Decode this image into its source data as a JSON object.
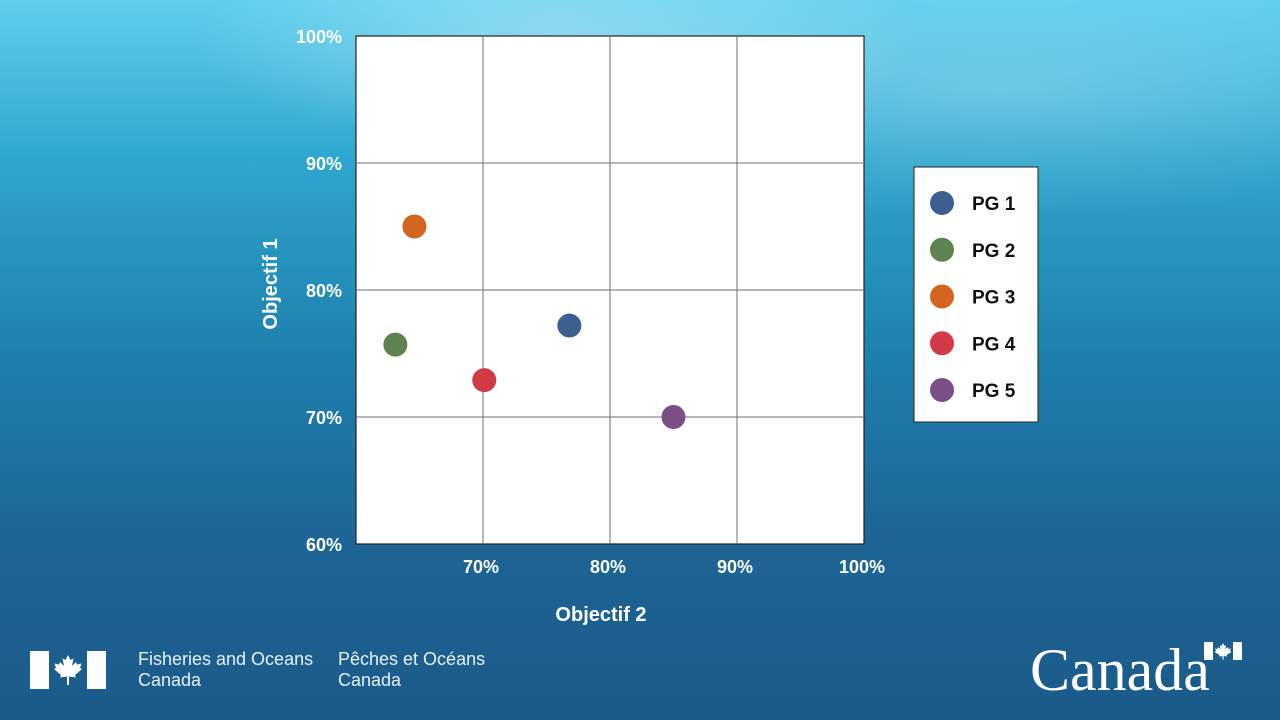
{
  "chart_data": {
    "type": "scatter",
    "xlabel": "Objectif 2",
    "ylabel": "Objectif 1",
    "xlim": [
      60,
      100
    ],
    "ylim": [
      60,
      100
    ],
    "x_ticks": [
      "70%",
      "80%",
      "90%",
      "100%"
    ],
    "y_ticks": [
      "100%",
      "90%",
      "80%",
      "70%",
      "60%"
    ],
    "grid": true,
    "legend_position": "right",
    "series": [
      {
        "name": "PG 1",
        "color": "#3d5f8f",
        "points": [
          {
            "x": 76.8,
            "y": 77.2
          }
        ]
      },
      {
        "name": "PG 2",
        "color": "#5e8350",
        "points": [
          {
            "x": 63.1,
            "y": 75.7
          }
        ]
      },
      {
        "name": "PG 3",
        "color": "#d2651f",
        "points": [
          {
            "x": 64.6,
            "y": 85.0
          }
        ]
      },
      {
        "name": "PG 4",
        "color": "#d23a48",
        "points": [
          {
            "x": 70.1,
            "y": 72.9
          }
        ]
      },
      {
        "name": "PG 5",
        "color": "#7a4f86",
        "points": [
          {
            "x": 85.0,
            "y": 70.0
          }
        ]
      }
    ]
  },
  "footer": {
    "department_en": [
      "Fisheries and Oceans",
      "Canada"
    ],
    "department_fr": [
      "Pêches et Océans",
      "Canada"
    ],
    "wordmark": "Canada",
    "colors": {
      "flag_red": "#ffffff"
    }
  }
}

● **Prompt**
Make a word-for-word copy of the entries, without any pictures.

● **Worked answer**
Decode this image into its source data as a JSON object.
{
  "chart_data": {
    "type": "scatter",
    "xlabel": "Objectif 2",
    "ylabel": "Objectif 1",
    "xlim": [
      60,
      100
    ],
    "ylim": [
      60,
      100
    ],
    "x_ticks": [
      "70%",
      "80%",
      "90%",
      "100%"
    ],
    "y_ticks": [
      "100%",
      "90%",
      "80%",
      "70%",
      "60%"
    ],
    "grid": true,
    "legend_position": "right",
    "series": [
      {
        "name": "PG 1",
        "color": "#3d5f8f",
        "points": [
          {
            "x": 76.8,
            "y": 77.2
          }
        ]
      },
      {
        "name": "PG 2",
        "color": "#5e8350",
        "points": [
          {
            "x": 63.1,
            "y": 75.7
          }
        ]
      },
      {
        "name": "PG 3",
        "color": "#d2651f",
        "points": [
          {
            "x": 64.6,
            "y": 85.0
          }
        ]
      },
      {
        "name": "PG 4",
        "color": "#d23a48",
        "points": [
          {
            "x": 70.1,
            "y": 72.9
          }
        ]
      },
      {
        "name": "PG 5",
        "color": "#7a4f86",
        "points": [
          {
            "x": 85.0,
            "y": 70.0
          }
        ]
      }
    ]
  },
  "footer": {
    "department_en": [
      "Fisheries and Oceans",
      "Canada"
    ],
    "department_fr": [
      "Pêches et Océans",
      "Canada"
    ],
    "wordmark": "Canada",
    "colors": {
      "flag_red": "#ffffff"
    }
  }
}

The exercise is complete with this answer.